# SET EXERCISE
Give the number of lines in this listing that contain "OutsideT", with no other words.

# RECORD EXCERPTS
%%
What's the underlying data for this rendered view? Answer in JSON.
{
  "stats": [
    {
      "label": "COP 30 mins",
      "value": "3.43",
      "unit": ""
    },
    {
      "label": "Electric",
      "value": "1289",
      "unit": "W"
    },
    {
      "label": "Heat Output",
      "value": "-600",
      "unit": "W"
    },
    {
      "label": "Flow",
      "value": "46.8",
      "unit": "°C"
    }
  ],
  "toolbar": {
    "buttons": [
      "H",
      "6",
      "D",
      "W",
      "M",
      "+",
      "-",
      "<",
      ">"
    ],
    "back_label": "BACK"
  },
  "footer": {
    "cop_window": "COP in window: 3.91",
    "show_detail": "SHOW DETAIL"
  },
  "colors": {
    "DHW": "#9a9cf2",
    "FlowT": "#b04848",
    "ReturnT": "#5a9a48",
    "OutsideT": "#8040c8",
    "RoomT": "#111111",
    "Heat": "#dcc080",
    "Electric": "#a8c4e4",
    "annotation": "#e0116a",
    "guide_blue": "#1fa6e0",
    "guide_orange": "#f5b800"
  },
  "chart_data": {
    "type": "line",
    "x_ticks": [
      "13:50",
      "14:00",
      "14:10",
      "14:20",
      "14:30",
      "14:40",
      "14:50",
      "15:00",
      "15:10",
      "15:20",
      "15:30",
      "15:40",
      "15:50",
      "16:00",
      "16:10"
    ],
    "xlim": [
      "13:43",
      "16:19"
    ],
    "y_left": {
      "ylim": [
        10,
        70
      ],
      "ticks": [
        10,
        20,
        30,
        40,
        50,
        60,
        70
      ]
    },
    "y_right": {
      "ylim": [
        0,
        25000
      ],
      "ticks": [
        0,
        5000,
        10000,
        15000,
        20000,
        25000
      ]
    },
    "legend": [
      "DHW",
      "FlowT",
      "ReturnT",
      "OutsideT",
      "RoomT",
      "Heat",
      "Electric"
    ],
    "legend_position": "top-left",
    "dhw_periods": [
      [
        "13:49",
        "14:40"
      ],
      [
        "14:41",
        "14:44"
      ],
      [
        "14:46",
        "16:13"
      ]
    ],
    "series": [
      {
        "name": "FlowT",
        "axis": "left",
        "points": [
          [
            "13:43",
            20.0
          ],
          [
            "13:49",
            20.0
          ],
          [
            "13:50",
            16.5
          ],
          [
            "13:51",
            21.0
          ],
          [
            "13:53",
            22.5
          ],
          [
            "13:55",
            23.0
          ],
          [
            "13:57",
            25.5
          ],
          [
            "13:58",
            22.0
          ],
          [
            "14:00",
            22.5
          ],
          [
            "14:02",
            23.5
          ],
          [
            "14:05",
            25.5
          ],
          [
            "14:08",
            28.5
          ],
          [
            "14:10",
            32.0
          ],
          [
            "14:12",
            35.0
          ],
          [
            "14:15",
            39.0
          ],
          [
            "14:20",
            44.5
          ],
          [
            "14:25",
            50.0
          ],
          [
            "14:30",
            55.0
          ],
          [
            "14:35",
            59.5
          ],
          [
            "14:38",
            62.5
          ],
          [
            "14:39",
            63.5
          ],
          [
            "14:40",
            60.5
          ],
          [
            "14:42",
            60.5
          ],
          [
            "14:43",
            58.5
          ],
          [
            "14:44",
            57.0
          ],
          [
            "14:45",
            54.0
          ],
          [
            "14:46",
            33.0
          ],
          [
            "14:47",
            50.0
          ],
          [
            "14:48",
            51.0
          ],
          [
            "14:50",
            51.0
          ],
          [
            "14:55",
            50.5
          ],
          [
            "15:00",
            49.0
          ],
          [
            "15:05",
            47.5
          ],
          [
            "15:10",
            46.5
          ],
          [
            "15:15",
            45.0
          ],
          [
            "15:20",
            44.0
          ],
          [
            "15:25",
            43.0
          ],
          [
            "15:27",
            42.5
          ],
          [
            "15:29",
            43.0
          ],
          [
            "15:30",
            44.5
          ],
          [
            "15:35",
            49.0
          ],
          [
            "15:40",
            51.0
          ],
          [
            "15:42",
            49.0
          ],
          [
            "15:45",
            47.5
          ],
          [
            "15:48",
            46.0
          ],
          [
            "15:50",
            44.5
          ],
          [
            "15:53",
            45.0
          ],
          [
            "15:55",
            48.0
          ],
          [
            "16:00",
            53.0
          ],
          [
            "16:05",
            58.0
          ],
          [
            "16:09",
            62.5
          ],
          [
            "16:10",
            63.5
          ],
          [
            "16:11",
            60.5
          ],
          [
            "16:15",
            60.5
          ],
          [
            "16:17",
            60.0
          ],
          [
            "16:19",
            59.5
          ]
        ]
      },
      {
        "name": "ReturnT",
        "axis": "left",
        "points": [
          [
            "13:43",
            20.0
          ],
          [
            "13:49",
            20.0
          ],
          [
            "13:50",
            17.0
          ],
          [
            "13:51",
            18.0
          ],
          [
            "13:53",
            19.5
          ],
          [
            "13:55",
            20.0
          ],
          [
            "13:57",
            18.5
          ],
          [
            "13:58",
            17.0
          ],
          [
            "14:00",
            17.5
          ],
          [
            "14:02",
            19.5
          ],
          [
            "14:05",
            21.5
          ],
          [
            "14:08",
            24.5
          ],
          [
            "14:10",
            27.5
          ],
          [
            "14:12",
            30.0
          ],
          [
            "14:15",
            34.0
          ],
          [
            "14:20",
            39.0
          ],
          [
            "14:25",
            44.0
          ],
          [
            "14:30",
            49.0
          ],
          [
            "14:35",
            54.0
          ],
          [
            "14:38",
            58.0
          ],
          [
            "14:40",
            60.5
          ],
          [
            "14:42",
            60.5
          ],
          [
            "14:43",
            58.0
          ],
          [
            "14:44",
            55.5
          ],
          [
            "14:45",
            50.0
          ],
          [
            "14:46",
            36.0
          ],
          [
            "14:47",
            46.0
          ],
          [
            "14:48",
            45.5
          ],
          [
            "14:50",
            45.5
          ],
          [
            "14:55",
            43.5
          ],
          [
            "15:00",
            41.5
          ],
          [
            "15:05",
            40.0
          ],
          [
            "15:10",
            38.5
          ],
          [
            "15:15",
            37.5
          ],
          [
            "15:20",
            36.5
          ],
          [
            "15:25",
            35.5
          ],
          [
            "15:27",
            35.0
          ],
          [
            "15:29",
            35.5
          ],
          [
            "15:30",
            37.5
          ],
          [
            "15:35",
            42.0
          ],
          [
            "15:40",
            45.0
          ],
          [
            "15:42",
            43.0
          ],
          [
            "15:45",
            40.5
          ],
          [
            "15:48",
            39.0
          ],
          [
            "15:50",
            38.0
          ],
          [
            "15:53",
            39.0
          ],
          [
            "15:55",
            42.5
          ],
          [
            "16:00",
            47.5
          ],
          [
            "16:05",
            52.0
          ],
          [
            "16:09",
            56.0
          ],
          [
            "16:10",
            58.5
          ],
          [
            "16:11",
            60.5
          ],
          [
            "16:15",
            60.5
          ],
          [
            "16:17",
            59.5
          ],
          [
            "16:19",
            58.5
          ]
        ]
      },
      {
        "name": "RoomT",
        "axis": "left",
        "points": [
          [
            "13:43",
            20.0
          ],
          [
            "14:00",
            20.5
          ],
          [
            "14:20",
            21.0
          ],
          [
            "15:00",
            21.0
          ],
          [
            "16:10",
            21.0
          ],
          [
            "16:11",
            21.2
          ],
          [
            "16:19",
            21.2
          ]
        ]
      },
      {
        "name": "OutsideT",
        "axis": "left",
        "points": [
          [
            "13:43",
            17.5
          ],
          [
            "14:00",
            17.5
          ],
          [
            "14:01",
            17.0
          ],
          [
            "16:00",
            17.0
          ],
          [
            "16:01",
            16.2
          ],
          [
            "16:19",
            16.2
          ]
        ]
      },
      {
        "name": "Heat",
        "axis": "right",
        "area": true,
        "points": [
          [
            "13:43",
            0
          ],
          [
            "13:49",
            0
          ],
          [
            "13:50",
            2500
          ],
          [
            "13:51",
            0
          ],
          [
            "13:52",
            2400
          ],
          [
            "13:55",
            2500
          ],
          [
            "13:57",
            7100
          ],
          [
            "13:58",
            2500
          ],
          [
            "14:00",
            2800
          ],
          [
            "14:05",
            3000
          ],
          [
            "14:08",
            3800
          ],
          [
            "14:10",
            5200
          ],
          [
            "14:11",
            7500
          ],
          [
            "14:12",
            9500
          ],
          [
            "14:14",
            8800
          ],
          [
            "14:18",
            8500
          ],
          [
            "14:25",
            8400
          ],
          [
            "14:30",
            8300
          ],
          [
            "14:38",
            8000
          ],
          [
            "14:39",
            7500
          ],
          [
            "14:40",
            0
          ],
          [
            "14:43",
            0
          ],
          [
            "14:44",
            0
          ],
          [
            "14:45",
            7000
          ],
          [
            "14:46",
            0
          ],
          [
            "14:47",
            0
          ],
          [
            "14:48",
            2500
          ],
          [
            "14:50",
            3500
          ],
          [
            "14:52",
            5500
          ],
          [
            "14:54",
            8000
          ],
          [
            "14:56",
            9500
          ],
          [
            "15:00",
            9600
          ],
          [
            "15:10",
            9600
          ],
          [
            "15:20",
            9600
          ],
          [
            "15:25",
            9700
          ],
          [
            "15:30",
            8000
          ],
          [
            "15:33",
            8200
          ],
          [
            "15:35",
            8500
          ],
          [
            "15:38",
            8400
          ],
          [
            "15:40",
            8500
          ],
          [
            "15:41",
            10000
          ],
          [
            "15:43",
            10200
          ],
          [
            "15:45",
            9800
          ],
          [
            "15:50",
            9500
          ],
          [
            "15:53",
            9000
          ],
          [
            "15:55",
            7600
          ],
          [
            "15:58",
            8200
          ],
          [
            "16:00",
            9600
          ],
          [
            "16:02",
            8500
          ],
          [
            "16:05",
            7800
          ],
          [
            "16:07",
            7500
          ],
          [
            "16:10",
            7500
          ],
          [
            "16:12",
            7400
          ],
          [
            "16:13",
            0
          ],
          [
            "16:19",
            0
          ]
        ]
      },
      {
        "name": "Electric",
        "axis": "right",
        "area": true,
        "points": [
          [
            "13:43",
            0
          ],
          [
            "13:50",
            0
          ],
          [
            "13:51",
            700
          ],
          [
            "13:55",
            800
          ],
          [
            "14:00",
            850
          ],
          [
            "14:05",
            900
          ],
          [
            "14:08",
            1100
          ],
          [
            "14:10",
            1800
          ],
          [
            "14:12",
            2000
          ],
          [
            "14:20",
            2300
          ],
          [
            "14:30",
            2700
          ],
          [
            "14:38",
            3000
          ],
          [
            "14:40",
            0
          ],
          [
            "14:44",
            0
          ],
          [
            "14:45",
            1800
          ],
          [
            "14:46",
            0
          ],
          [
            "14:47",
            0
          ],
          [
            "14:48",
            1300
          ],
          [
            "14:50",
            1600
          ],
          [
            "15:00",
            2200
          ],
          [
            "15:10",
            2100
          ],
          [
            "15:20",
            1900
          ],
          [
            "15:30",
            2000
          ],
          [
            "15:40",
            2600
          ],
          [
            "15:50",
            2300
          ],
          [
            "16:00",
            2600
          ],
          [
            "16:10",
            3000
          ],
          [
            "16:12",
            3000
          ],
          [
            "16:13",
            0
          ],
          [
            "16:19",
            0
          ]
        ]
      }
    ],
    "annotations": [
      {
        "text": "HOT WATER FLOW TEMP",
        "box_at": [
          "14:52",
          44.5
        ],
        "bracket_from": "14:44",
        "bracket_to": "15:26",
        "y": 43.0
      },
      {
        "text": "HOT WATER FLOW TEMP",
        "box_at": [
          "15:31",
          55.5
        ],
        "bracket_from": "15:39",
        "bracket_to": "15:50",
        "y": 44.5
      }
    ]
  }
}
%%
# RESULT OF THIS EXERCISE
3